::: Records to process

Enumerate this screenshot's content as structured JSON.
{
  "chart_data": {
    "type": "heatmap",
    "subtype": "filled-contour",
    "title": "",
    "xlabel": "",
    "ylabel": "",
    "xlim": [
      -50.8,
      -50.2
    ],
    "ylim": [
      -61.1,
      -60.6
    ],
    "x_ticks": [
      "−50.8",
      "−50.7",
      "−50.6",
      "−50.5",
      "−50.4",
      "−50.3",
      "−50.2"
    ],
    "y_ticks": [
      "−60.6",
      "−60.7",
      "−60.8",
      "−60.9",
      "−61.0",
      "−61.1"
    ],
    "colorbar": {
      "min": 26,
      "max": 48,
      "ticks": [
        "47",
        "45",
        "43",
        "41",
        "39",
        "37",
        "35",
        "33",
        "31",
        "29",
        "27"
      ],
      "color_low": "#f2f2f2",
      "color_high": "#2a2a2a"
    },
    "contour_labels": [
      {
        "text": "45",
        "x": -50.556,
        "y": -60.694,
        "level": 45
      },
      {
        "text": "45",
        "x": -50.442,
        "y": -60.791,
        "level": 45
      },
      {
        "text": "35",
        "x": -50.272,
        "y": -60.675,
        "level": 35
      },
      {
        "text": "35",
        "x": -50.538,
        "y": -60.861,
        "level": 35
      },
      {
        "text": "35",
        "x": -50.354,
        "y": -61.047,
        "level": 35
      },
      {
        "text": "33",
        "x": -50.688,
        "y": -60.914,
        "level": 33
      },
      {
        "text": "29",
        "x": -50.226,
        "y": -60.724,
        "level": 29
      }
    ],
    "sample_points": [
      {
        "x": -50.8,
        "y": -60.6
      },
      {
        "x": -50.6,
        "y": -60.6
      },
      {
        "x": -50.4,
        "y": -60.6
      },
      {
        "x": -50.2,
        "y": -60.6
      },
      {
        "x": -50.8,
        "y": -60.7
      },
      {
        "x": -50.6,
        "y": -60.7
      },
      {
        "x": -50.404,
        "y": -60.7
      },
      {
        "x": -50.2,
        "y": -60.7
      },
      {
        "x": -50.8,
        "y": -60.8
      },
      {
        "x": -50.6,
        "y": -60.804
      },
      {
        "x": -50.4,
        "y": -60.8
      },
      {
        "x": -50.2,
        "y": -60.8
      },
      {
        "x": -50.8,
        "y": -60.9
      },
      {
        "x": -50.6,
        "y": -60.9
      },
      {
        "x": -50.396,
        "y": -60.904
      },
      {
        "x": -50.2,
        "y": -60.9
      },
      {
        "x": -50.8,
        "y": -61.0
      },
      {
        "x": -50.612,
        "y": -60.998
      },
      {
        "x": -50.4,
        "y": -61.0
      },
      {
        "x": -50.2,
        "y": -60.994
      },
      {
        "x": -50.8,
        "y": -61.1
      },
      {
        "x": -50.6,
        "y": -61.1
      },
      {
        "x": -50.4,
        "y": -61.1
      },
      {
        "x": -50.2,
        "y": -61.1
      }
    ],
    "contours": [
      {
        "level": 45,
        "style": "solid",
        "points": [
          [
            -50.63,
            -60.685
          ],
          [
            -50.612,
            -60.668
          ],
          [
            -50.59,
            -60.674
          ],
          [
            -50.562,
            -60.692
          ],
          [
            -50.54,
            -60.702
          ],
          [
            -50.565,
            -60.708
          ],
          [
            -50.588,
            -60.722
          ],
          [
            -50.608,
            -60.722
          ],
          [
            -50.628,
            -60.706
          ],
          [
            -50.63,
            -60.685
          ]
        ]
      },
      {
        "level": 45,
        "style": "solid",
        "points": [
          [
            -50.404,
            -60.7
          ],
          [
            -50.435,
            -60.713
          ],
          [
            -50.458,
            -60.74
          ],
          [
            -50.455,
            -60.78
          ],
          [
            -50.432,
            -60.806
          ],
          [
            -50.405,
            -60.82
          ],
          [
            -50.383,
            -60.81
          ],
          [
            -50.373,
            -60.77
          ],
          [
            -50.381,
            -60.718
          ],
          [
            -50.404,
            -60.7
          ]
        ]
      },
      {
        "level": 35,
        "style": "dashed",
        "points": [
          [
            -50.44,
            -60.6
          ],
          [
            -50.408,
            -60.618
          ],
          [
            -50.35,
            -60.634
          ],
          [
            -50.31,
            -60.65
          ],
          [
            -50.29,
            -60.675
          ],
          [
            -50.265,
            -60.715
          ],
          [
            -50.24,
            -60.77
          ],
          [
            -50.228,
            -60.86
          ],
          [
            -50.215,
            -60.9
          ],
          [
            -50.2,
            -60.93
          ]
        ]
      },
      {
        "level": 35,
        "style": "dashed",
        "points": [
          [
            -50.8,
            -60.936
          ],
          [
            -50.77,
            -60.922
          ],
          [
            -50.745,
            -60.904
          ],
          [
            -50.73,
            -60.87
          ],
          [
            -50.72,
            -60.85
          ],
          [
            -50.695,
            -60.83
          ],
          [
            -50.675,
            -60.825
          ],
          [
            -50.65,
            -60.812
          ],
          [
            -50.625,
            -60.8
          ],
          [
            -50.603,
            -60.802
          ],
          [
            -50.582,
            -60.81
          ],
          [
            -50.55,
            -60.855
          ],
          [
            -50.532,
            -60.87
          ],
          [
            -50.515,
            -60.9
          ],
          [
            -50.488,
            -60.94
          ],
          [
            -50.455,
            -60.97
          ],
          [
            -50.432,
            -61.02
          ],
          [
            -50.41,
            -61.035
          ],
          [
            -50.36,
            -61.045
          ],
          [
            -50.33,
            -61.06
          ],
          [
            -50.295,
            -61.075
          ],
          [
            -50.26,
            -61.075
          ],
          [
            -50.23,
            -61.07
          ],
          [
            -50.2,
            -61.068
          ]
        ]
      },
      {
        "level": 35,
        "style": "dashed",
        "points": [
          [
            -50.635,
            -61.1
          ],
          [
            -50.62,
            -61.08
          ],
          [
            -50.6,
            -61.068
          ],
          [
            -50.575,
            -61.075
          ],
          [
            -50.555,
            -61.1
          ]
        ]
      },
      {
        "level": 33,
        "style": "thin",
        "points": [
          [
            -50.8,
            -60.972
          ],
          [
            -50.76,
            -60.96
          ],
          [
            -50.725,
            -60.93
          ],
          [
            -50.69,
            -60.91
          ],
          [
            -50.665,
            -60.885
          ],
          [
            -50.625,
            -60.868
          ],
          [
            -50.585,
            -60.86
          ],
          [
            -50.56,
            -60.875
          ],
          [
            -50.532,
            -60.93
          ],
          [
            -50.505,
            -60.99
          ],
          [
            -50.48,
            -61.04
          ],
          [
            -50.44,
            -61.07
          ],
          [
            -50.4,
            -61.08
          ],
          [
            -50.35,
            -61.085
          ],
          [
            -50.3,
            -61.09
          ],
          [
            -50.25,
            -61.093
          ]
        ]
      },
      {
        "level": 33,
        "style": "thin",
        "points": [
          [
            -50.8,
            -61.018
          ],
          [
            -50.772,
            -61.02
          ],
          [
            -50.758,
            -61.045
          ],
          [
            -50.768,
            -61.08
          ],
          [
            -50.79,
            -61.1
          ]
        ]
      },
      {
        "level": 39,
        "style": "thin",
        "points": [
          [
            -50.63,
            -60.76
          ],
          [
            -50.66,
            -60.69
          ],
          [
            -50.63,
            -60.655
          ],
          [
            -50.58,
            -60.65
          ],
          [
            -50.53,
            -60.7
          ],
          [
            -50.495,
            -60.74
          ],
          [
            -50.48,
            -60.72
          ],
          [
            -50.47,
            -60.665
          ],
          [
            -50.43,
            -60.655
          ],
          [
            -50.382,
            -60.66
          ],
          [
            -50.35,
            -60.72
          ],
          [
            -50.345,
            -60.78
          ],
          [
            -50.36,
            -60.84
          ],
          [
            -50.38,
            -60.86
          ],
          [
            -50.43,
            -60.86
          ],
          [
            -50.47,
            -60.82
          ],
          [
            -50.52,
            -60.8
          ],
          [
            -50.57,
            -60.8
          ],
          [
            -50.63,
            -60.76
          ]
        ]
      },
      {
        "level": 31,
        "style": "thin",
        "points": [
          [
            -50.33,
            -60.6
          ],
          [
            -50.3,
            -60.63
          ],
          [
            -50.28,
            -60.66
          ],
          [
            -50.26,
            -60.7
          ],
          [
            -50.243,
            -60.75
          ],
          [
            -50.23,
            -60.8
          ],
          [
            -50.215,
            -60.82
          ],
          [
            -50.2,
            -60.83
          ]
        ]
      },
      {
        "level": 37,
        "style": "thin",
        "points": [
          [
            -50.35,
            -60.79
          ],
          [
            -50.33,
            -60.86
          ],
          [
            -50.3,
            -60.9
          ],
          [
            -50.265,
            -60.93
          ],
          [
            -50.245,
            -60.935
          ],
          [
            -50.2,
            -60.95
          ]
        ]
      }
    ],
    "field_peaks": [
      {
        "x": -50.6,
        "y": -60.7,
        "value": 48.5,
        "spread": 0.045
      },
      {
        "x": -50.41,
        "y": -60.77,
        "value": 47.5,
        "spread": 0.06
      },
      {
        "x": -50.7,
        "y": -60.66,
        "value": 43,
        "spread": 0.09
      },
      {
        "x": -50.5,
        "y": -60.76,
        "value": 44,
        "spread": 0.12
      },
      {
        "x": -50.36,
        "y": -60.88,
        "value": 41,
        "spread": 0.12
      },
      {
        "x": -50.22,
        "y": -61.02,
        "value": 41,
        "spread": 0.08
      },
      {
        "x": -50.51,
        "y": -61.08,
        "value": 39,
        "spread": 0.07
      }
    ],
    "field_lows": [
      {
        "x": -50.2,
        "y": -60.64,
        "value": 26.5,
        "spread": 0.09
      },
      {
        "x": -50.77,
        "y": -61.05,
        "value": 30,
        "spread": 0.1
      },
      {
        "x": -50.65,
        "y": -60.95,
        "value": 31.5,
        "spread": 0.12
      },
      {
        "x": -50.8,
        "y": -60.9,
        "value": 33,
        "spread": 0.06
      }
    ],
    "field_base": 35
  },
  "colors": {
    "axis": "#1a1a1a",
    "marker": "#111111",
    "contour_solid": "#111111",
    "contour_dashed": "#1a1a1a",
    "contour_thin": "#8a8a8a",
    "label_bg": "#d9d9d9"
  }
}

::::::

§ Work instructions: Pull every line containing the word "value" out of the entries above.

§ Reply:
        "value": 48.5,
        "value": 47.5,
        "value": 43,
        "value": 44,
        "value": 41,
        "value": 41,
        "value": 39,
        "value": 26.5,
        "value": 30,
        "value": 31.5,
        "value": 33,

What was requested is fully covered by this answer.